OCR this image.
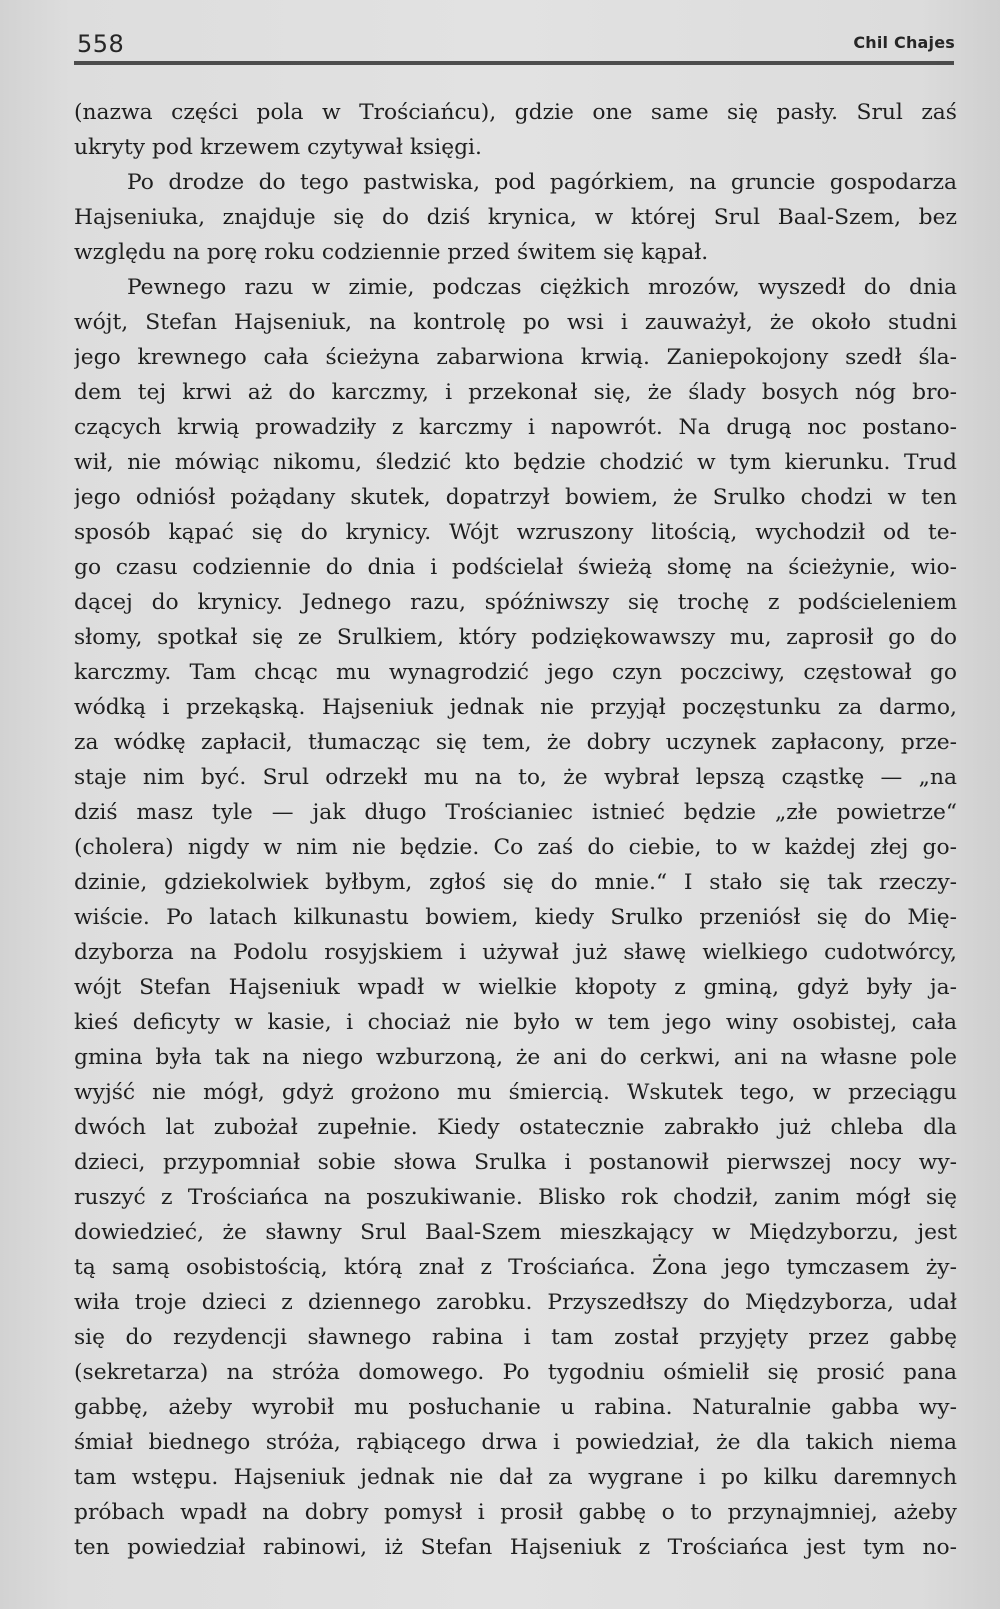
558	Chil Chajes
(nazwa części pola w Trościańcu), gdzie one same się pasły. Srul zaś
ukryty pod krzewem czytywał księgi.
Po drodze do tego pastwiska, pod pagórkiem, na gruncie gospodarza
Hajseniuka, znajduje się do dziś krynica, w której Srul Baal-Szem, bez
względu na porę roku codziennie przed świtem się kąpał.
Pewnego razu w zimie, podczas ciężkich mrozów, wyszedł do dnia
wójt, Stefan Hajseniuk, na kontrolę po wsi i zauważył, że około studni
jego krewnego cała ścieżyna zabarwiona krwią. Zaniepokojony szedł śla-
dem tej krwi aż do karczmy, i przekonał się, że ślady bosych nóg bro-
czących krwią prowadziły z karczmy i napowrót. Na drugą noc postano-
wił, nie mówiąc nikomu, śledzić kto będzie chodzić w tym kierunku. Trud
jego odniósł pożądany skutek, dopatrzył bowiem, że Srulko chodzi w ten
sposób kąpać się do krynicy. Wójt wzruszony litością, wychodził od te-
go czasu codziennie do dnia i podścielał świeżą słomę na ścieżynie, wio-
dącej do krynicy. Jednego razu, spóźniwszy się trochę z podścieleniem
słomy, spotkał się ze Srulkiem, który podziękowawszy mu, zaprosił go do
karczmy. Tam chcąc mu wynagrodzić jego czyn poczciwy, częstował go
wódką i przekąską. Hajseniuk jednak nie przyjął poczęstunku za darmo,
za wódkę zapłacił, tłumacząc się tem, że dobry uczynek zapłacony, prze-
staje nim być. Srul odrzekł mu na to, że wybrał lepszą cząstkę — „na
dziś masz tyle — jak długo Trościaniec istnieć będzie „złe powietrze“
(cholera) nigdy w nim nie będzie. Co zaś do ciebie, to w każdej złej go-
dzinie, gdziekolwiek byłbym, zgłoś się do mnie.“ I stało się tak rzeczy-
wiście. Po latach kilkunastu bowiem, kiedy Srulko przeniósł się do Mię-
dzyborza na Podolu rosyjskiem i używał już sławę wielkiego cudotwórcy,
wójt Stefan Hajseniuk wpadł w wielkie kłopoty z gminą, gdyż były ja-
kieś deficyty w kasie, i chociaż nie było w tem jego winy osobistej, cała
gmina była tak na niego wzburzoną, że ani do cerkwi, ani na własne pole
wyjść nie mógł, gdyż grożono mu śmiercią. Wskutek tego, w przeciągu
dwóch lat zubożał zupełnie. Kiedy ostatecznie zabrakło już chleba dla
dzieci, przypomniał sobie słowa Srulka i postanowił pierwszej nocy wy-
ruszyć z Trościańca na poszukiwanie. Blisko rok chodził, zanim mógł się
dowiedzieć, że sławny Srul Baal-Szem mieszkający w Międzyborzu, jest
tą samą osobistością, którą znał z Trościańca. Żona jego tymczasem ży-
wiła troje dzieci z dziennego zarobku. Przyszedłszy do Międzyborza, udał
się do rezydencji sławnego rabina i tam został przyjęty przez gabbę
(sekretarza) na stróża domowego. Po tygodniu ośmielił się prosić pana
gabbę, ażeby wyrobił mu posłuchanie u rabina. Naturalnie gabba wy-
śmiał biednego stróża, rąbiącego drwa i powiedział, że dla takich niema
tam wstępu. Hajseniuk jednak nie dał za wygrane i po kilku daremnych
próbach wpadł na dobry pomysł i prosił gabbę o to przynajmniej, ażeby
ten powiedział rabinowi, iż Stefan Hajseniuk z Trościańca jest tym no-
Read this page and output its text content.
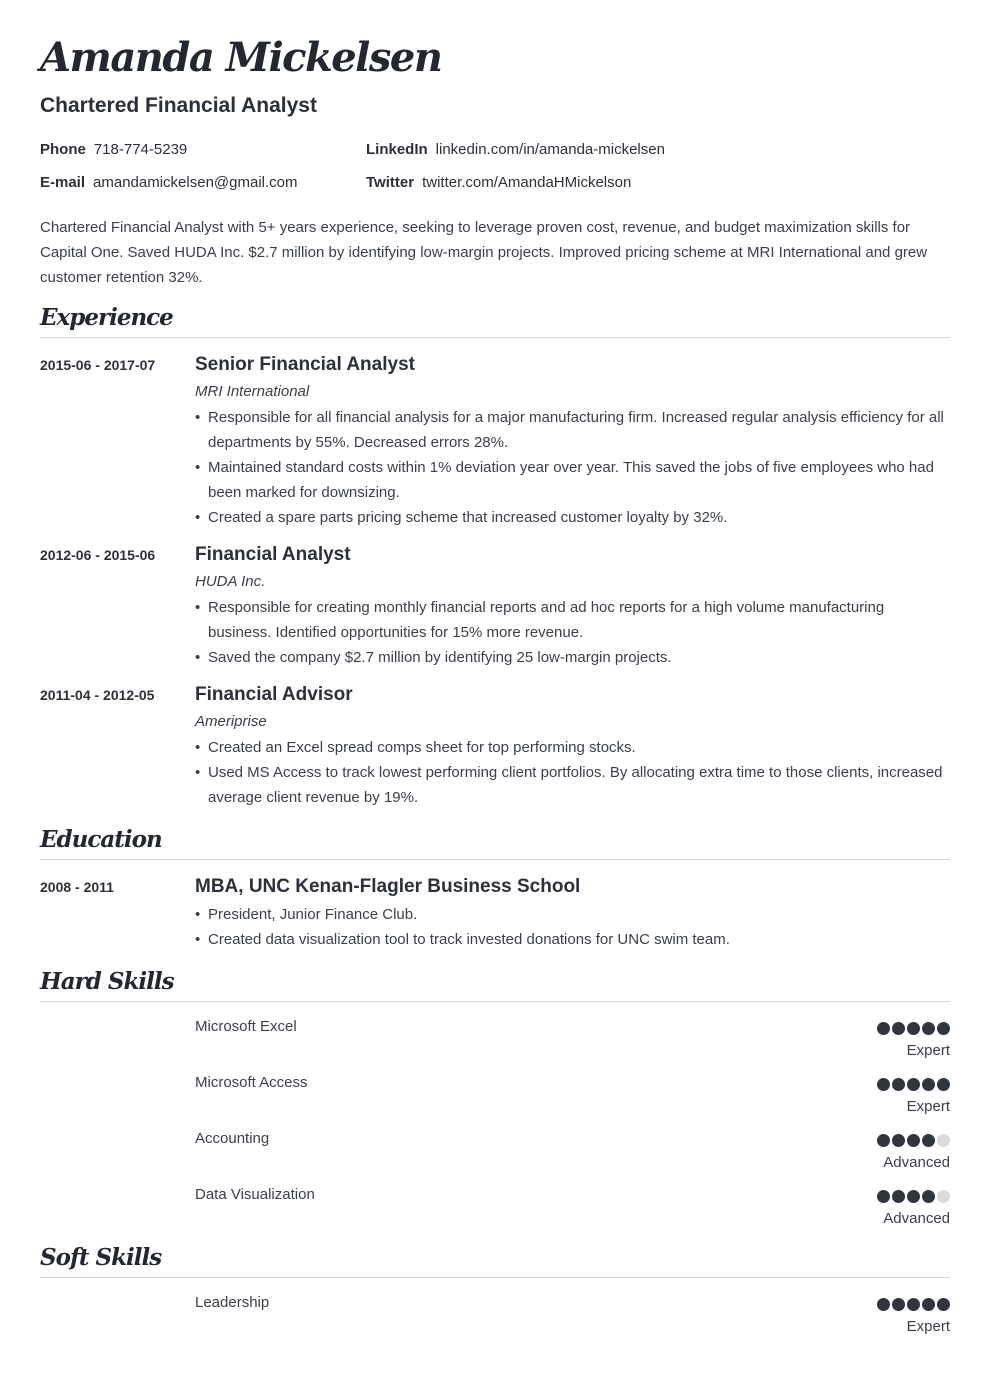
Amanda Mickelsen
Chartered Financial Analyst
Phone 718-774-5239
E-mail amandamickelsen@gmail.com
LinkedIn linkedin.com/in/amanda-mickelsen
Twitter twitter.com/AmandaHMickelson

Chartered Financial Analyst with 5+ years experience, seeking to leverage proven cost, revenue, and budget maximization skills for Capital One. Saved HUDA Inc. $2.7 million by identifying low-margin projects. Improved pricing scheme at MRI International and grew customer retention 32%.

Experience
2015-06 - 2017-07 Senior Financial Analyst
MRI International
• Responsible for all financial analysis for a major manufacturing firm. Increased regular analysis efficiency for all departments by 55%. Decreased errors 28%.
• Maintained standard costs within 1% deviation year over year. This saved the jobs of five employees who had been marked for downsizing.
• Created a spare parts pricing scheme that increased customer loyalty by 32%.
2012-06 - 2015-06 Financial Analyst
HUDA Inc.
• Responsible for creating monthly financial reports and ad hoc reports for a high volume manufacturing business. Identified opportunities for 15% more revenue.
• Saved the company $2.7 million by identifying 25 low-margin projects.
2011-04 - 2012-05 Financial Advisor
Ameriprise
• Created an Excel spread comps sheet for top performing stocks.
• Used MS Access to track lowest performing client portfolios. By allocating extra time to those clients, increased average client revenue by 19%.
Education
2008 - 2011	MBA, UNC Kenan-Flagler Business School
• President, Junior Finance Club.
• Created data visualization tool to track invested donations for UNC swim team.
Hard Skills
Microsoft Excel
Expert
Microsoft Access
Expert
Accounting
Advanced
Data Visualization
Advanced
Soft Skills
Leadership
Expert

PROBLEM TO WORK ON: Pull out every line of the records that includes the string "Responsible".

EXERCISE RESPONSE:
• Responsible for all financial analysis for a major manufacturing firm. Increased regular analysis efficiency for all departments by 55%. Decreased errors 28%.
• Responsible for creating monthly financial reports and ad hoc reports for a high volume manufacturing business. Identified opportunities for 15% more revenue.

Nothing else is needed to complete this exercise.